**QUOTED PASSAGE**:
In this case, 0 (zero, null, NULL) is valid input for the function.
Normally is that case, you would at least protect the function by checking if the input is valid.
for example ...
char** LCS (char *s1, char *s2 )
{
if ( s1 == 0 )
return ...;
if ( s2 == 0 )
return ...;
if ( strlen( s1 ) == 0 )
return ...
/// do something ...
}
The best you can do is check against NULL (0). Otherwise, there's no standard way to tell whether a non-NULL pointer value is valid. There may be some platform-specific hacks available, but in general this problem is dealt with by documentation and good memory management hygiene.
You can implement your own type checking using a struct like this. But you could also just use a language with proper type checking. :)
typedef struct Var {
enum Type { int, ptr, float ... } type;
union {
int Int;
void *Ptr;
float Float;
...
} data;
} Var;
The ideology of C revolves around the principle that 'The programmer knows what (s)he is doing.' Half the reason as to why C is so lightweight and speedy, is because it doesn't perform such type checks.

**RECORDED DATA**:
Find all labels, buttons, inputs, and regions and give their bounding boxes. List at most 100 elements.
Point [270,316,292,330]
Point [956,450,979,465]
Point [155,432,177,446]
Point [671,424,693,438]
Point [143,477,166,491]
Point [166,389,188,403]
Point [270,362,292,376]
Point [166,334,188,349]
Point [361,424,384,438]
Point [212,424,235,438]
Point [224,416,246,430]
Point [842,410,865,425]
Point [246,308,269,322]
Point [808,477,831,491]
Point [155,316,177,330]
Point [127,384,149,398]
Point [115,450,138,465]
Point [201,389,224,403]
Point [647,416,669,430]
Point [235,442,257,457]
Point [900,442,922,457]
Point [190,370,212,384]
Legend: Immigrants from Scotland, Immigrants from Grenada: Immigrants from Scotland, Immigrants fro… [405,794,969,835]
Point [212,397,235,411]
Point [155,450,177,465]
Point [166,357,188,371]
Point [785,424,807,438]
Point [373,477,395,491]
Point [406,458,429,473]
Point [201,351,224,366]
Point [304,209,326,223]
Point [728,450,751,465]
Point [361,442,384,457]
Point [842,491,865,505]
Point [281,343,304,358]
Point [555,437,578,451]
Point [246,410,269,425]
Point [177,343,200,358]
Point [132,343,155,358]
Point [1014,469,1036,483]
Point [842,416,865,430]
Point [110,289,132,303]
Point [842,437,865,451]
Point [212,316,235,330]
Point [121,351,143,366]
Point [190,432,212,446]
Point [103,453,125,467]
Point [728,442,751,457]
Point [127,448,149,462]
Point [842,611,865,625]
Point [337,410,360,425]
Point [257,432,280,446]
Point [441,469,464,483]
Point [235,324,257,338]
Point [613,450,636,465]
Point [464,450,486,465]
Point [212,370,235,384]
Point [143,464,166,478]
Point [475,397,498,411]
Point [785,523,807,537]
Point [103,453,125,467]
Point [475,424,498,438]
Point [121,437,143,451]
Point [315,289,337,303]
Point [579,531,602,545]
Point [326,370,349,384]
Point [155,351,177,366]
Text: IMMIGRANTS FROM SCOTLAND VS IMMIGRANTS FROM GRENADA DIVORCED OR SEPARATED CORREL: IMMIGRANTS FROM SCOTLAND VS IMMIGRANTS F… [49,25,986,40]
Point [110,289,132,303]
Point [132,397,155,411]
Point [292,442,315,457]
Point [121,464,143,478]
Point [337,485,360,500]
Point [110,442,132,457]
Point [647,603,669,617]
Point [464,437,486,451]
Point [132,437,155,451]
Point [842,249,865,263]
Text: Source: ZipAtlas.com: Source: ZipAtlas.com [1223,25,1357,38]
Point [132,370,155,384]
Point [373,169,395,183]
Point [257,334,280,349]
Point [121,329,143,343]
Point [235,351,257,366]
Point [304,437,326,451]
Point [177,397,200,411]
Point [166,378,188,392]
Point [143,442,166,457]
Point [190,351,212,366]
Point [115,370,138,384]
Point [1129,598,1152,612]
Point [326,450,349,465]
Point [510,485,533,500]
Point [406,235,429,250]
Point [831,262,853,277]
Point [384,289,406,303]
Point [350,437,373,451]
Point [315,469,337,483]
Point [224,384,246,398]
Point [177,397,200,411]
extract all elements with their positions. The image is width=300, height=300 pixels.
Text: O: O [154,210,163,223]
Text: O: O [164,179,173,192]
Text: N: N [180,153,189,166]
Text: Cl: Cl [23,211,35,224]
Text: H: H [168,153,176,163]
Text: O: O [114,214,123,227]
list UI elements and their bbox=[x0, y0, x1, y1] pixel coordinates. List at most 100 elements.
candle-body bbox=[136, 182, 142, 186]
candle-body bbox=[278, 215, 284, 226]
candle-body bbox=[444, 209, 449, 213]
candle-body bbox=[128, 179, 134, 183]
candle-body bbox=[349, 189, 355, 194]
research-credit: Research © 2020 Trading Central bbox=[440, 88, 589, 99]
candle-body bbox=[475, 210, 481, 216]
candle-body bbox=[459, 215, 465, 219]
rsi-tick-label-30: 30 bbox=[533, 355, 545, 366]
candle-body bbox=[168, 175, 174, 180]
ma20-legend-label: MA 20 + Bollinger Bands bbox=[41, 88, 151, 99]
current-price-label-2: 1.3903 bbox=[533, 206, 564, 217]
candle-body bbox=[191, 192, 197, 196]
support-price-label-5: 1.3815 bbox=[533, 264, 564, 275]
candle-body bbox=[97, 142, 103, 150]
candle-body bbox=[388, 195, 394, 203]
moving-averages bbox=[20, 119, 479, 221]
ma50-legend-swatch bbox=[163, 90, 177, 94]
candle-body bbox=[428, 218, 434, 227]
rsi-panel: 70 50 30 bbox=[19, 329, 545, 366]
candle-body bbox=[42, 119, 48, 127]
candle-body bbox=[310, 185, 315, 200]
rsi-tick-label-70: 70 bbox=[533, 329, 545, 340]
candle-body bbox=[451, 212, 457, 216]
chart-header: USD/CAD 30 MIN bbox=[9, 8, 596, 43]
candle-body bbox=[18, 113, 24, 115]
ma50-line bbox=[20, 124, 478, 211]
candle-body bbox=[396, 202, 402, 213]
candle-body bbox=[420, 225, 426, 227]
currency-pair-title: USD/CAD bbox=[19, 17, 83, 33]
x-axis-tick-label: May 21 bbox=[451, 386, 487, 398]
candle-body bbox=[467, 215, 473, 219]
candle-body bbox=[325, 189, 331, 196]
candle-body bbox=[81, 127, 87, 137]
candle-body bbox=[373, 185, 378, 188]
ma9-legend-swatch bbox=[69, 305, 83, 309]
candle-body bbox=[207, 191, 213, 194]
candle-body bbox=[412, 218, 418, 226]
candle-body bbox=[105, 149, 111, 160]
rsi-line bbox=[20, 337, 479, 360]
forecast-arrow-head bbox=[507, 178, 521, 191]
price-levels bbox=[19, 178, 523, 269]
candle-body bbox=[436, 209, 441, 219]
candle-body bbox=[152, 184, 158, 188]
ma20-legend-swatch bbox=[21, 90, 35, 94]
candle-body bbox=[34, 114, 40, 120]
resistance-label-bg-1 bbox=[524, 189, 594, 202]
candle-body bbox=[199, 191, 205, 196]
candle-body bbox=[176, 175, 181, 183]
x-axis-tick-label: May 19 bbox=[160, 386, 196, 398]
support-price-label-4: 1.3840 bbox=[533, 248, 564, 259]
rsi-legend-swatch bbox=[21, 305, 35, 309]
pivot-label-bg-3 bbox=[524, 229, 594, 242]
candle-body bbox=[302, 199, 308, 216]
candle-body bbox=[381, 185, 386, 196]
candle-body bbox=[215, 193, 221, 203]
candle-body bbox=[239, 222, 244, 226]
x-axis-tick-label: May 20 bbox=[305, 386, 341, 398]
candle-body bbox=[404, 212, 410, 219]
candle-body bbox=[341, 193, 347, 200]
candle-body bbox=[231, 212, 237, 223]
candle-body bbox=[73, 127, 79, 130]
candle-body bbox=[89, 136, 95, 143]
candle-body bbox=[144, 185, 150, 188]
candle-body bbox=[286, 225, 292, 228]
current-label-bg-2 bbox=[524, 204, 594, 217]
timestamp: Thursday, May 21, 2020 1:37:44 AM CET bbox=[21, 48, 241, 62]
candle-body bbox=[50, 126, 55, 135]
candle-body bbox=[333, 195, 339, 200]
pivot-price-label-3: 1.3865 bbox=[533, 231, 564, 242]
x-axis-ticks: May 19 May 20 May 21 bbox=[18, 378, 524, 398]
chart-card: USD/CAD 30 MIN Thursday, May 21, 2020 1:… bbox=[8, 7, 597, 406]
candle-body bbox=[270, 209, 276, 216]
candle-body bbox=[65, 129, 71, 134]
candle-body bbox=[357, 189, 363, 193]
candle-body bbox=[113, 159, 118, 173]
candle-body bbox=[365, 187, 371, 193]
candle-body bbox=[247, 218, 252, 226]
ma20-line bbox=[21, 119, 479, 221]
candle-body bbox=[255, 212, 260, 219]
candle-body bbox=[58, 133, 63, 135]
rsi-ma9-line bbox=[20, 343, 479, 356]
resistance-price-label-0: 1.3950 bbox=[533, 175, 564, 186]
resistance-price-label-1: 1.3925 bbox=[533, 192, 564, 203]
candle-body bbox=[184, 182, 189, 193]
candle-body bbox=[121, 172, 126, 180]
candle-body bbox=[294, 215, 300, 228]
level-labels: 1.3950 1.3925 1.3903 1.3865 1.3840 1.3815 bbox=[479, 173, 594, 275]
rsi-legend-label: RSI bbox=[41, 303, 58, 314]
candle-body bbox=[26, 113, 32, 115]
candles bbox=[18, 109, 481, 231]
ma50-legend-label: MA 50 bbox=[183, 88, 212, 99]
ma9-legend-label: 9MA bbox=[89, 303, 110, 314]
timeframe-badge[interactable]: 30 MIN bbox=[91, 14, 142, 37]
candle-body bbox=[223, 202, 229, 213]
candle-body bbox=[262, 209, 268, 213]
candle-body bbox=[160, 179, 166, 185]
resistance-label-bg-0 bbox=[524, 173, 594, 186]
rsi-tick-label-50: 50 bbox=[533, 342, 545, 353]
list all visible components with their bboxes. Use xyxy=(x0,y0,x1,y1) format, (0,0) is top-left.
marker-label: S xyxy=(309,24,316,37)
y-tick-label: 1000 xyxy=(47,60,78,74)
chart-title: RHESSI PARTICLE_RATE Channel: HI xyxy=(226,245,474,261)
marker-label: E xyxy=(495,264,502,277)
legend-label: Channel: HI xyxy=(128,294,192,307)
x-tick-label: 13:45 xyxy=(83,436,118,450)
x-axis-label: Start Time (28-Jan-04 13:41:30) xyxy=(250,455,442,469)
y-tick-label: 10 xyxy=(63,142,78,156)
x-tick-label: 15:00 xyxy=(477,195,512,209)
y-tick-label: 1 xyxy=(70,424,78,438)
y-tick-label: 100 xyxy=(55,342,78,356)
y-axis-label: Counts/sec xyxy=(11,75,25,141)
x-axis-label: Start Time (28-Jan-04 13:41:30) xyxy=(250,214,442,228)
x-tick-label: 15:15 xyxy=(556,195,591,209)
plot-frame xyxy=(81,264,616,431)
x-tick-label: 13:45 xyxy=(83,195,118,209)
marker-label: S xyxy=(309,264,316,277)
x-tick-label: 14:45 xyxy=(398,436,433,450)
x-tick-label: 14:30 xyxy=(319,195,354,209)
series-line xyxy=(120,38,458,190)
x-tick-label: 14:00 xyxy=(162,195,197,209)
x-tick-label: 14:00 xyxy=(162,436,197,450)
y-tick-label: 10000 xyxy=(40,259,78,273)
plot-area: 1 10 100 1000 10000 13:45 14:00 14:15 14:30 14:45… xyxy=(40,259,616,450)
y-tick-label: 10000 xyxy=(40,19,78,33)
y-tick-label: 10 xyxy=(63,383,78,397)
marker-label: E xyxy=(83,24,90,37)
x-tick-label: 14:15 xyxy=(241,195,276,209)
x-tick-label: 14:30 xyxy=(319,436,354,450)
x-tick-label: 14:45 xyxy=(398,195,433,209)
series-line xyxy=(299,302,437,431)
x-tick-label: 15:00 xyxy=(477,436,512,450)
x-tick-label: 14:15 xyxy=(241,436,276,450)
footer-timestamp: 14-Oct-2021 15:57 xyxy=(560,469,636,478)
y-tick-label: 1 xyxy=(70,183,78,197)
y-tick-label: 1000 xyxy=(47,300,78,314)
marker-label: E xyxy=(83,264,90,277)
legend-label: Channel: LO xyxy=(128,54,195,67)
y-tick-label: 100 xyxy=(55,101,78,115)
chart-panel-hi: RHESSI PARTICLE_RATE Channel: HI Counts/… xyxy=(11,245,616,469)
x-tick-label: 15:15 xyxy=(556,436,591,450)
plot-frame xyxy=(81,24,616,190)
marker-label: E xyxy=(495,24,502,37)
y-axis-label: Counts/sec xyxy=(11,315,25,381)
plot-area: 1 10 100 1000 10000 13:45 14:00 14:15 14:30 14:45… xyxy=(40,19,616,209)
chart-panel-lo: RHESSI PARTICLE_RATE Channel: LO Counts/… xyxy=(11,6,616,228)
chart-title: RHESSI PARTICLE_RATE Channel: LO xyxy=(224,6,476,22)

**COMPLETE THE FOLLOWING**:
(A) In the null-pointer discussion, swap "LCS" for "Compare" and reproduce the passage between "In this case, 0" and "memory management hygiene.", inclusive.
(B) According to the null-pointer discussion, how is the problem of telling whether a non-NULL pointer is valid generally dealt with?

**RESPONSES TO THE EXERCISE**:
(A)
In this case, 0 (zero, null, NULL) is valid input for the function.
Normally is that case, you would at least protect the function by checking if the input is valid.
for example ...
char** Compare (char *s1, char *s2 )
{
if ( s1 == 0 )
return ...;
if ( s2 == 0 )
return ...;
if ( strlen( s1 ) == 0 )
return ...
/// do something ...
}
The best you can do is check against NULL (0). Otherwise, there's no standard way to tell whether a non-NULL pointer value is valid. There may be some platform-specific hacks available, but in general this problem is dealt with by documentation and good memory management hygiene.

(B) By documentation and good memory management hygiene.